短い課題 A: 映画館開業の記事に出てくる企業名を、記事中の表記どおりにすべて挙げよ。
短い課題 B: 映画館開業の記事を、最後の文に続けて書き継げ。

提供テキスト:
= = = = = = =
【NEWS】キネマ旬報 映画館運営やアクトビラとの協業など、94年の自社データベースを駆使したマーケティングを生かしディストリビューション・プラットフォームの構築を模索
2013.2.3 UP
「キネマ旬報」のバックナンバーを揃えた書棚
挨拶に立った清水社長
キネマ旬報社は、貸会議室大手のティーケーピー(TKP)と共同で2月2日、千葉県柏駅ビル内に映画館をオープンした。映画館の名称は「TKPシアター柏 supported by KINEJUN」。東武鉄道株式会社からTKPが賃借し、キネマ旬報社の子会社キネマ旬報DDが運営を担当する。
映画雑誌「キネマ旬報」、映画ライフログサイト「KINENOTE」などと連動することで、新規公開作品だけではなく、上映機会が減少した過去の名作やさまざまな企画上映・イベントを行う。キネマ旬報DDはネット上を介したVODなど、親会社のキネマ旬報社のデータベースをベースにしたマーケティングにより「映画・映像コンテンツのデジタルディストリビューション事業」を進めており、2月5日からはアクトビラとの協業でVODサービスも展開する。映画館運営はその一環と位置づけており、「レンタル、セル、VOD などあらゆるウインドウにて日本中の映画ファンに提供」するという。
= = = = = = =
提供データ:
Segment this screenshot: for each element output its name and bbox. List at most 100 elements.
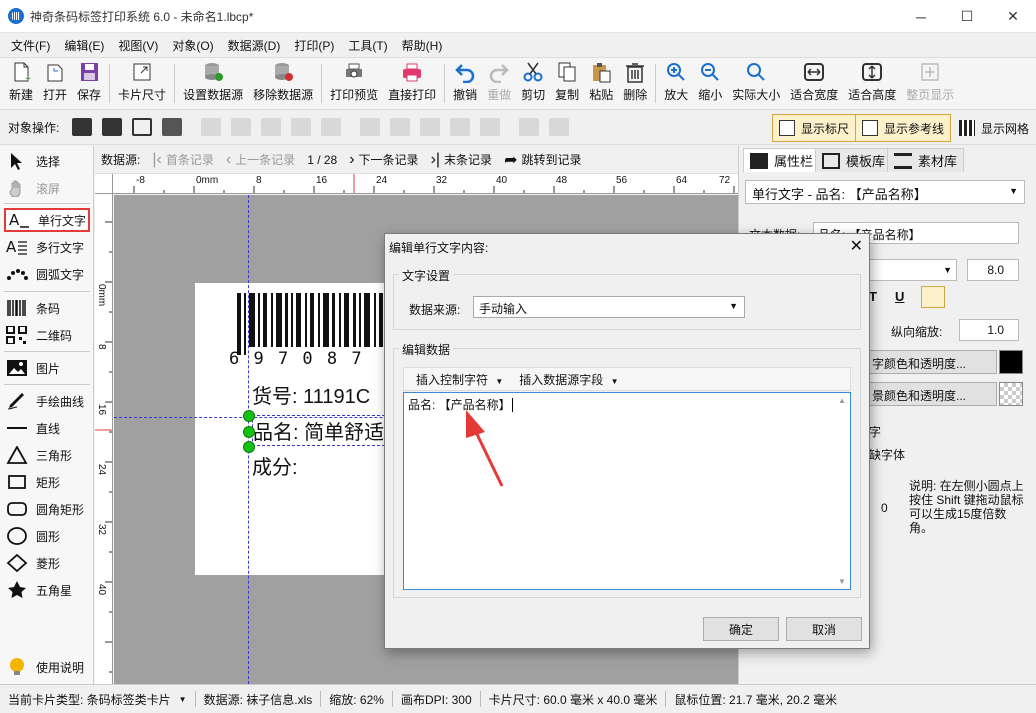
= = = = = = =
課題の解答 A:
キネマ旬報社
ティーケーピー(TKP)
東武鉄道株式会社
キネマ旬報DD
アクトビラ

課題の解答 B:
(映像新聞社 小林直樹)
■映画ファンを対象にした編成を魅力に 目標稼働率30%
映画館は、柏駅と隣接した高島屋の並びにある。これまで東武興業が運営してきた映画館を新装してオープンする。スクリーン数は3つ。いずれもBARCOのデジタルシネマ対応DLPプロジェクター「DP2K-12C」が設置されている。スクリーンサイズはスクリーン1(160席)が高さ3.9m×幅7.21m、スクリーン2(148席)・3(136席)が高さ2.8m×幅5.18m。ドルビーサラウンド7.1対応。また、スクリーン1には、35mmフィルム用プロジェクターが用意されている。
館内には、キネマ旬報社の書籍など映画関連書籍を販売するエリアや、1940年代からの「キネマ旬報」バックナンバーの閲覧ができるアーカイブコーナーなどを設けている。上映室の座席は55センチ幅のゆったりしたタイプを用いている。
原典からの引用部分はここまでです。